-- How to complete this task --
The records that follow are to be printed exactly, with no images.
[[ Data shown, beginning ]]
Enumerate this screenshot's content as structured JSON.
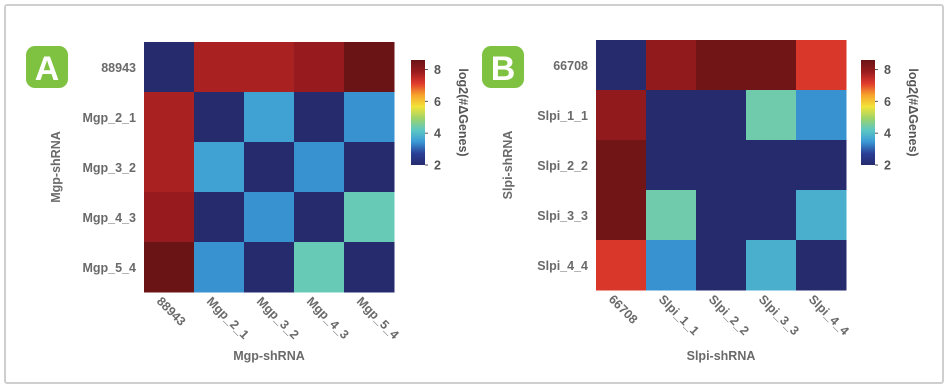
{
  "chart_data": [
    {
      "type": "heatmap",
      "panel_label": "A",
      "row_categories": [
        "88943",
        "Mgp_2_1",
        "Mgp_3_2",
        "Mgp_4_3",
        "Mgp_5_4"
      ],
      "col_categories": [
        "88943",
        "Mgp_2_1",
        "Mgp_3_2",
        "Mgp_4_3",
        "Mgp_5_4"
      ],
      "values": [
        [
          2.0,
          7.7,
          7.7,
          7.9,
          8.6
        ],
        [
          7.7,
          2.0,
          3.6,
          2.0,
          3.4
        ],
        [
          7.7,
          3.6,
          2.0,
          3.4,
          2.0
        ],
        [
          7.9,
          2.0,
          3.4,
          2.0,
          4.3
        ],
        [
          8.6,
          3.4,
          2.0,
          4.3,
          2.0
        ]
      ],
      "xlabel": "Mgp-shRNA",
      "ylabel": "Mgp-shRNA",
      "colorbar": {
        "label": "log2(#ΔGenes)",
        "ticks": [
          "2",
          "4",
          "6",
          "8"
        ],
        "range": [
          2,
          8.6
        ]
      }
    },
    {
      "type": "heatmap",
      "panel_label": "B",
      "row_categories": [
        "66708",
        "Slpi_1_1",
        "Slpi_2_2",
        "Slpi_3_3",
        "Slpi_4_4"
      ],
      "col_categories": [
        "66708",
        "Slpi_1_1",
        "Slpi_2_2",
        "Slpi_3_3",
        "Slpi_4_4"
      ],
      "values": [
        [
          2.0,
          8.0,
          8.5,
          8.5,
          7.2
        ],
        [
          8.0,
          2.0,
          2.0,
          4.4,
          3.4
        ],
        [
          8.5,
          2.0,
          2.0,
          2.0,
          2.0
        ],
        [
          8.5,
          4.4,
          2.0,
          2.0,
          3.8
        ],
        [
          7.2,
          3.4,
          2.0,
          3.8,
          2.0
        ]
      ],
      "xlabel": "Slpi-shRNA",
      "ylabel": "Slpi-shRNA",
      "colorbar": {
        "label": "log2(#ΔGenes)",
        "ticks": [
          "2",
          "4",
          "6",
          "8"
        ],
        "range": [
          2,
          8.6
        ]
      }
    }
  ],
  "colors": {
    "panel_badge": "#7fc241",
    "colormap": [
      "#262b6e",
      "#2a3f96",
      "#3a9ad6",
      "#5dc8c3",
      "#9ed36a",
      "#f2e33a",
      "#f7a22c",
      "#e03a2c",
      "#991b1e",
      "#6b1416"
    ]
  }
}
[[ Data shown, end ]]
-- Written answer --
Enumerate this screenshot's content as structured JSON.
{
  "chart_data": [
    {
      "type": "heatmap",
      "panel_label": "A",
      "row_categories": [
        "88943",
        "Mgp_2_1",
        "Mgp_3_2",
        "Mgp_4_3",
        "Mgp_5_4"
      ],
      "col_categories": [
        "88943",
        "Mgp_2_1",
        "Mgp_3_2",
        "Mgp_4_3",
        "Mgp_5_4"
      ],
      "values": [
        [
          2.0,
          7.7,
          7.7,
          7.9,
          8.6
        ],
        [
          7.7,
          2.0,
          3.6,
          2.0,
          3.4
        ],
        [
          7.7,
          3.6,
          2.0,
          3.4,
          2.0
        ],
        [
          7.9,
          2.0,
          3.4,
          2.0,
          4.3
        ],
        [
          8.6,
          3.4,
          2.0,
          4.3,
          2.0
        ]
      ],
      "xlabel": "Mgp-shRNA",
      "ylabel": "Mgp-shRNA",
      "colorbar": {
        "label": "log2(#ΔGenes)",
        "ticks": [
          "2",
          "4",
          "6",
          "8"
        ],
        "range": [
          2,
          8.6
        ]
      }
    },
    {
      "type": "heatmap",
      "panel_label": "B",
      "row_categories": [
        "66708",
        "Slpi_1_1",
        "Slpi_2_2",
        "Slpi_3_3",
        "Slpi_4_4"
      ],
      "col_categories": [
        "66708",
        "Slpi_1_1",
        "Slpi_2_2",
        "Slpi_3_3",
        "Slpi_4_4"
      ],
      "values": [
        [
          2.0,
          8.0,
          8.5,
          8.5,
          7.2
        ],
        [
          8.0,
          2.0,
          2.0,
          4.4,
          3.4
        ],
        [
          8.5,
          2.0,
          2.0,
          2.0,
          2.0
        ],
        [
          8.5,
          4.4,
          2.0,
          2.0,
          3.8
        ],
        [
          7.2,
          3.4,
          2.0,
          3.8,
          2.0
        ]
      ],
      "xlabel": "Slpi-shRNA",
      "ylabel": "Slpi-shRNA",
      "colorbar": {
        "label": "log2(#ΔGenes)",
        "ticks": [
          "2",
          "4",
          "6",
          "8"
        ],
        "range": [
          2,
          8.6
        ]
      }
    }
  ],
  "colors": {
    "panel_badge": "#7fc241",
    "colormap": [
      "#262b6e",
      "#2a3f96",
      "#3a9ad6",
      "#5dc8c3",
      "#9ed36a",
      "#f2e33a",
      "#f7a22c",
      "#e03a2c",
      "#991b1e",
      "#6b1416"
    ]
  }
}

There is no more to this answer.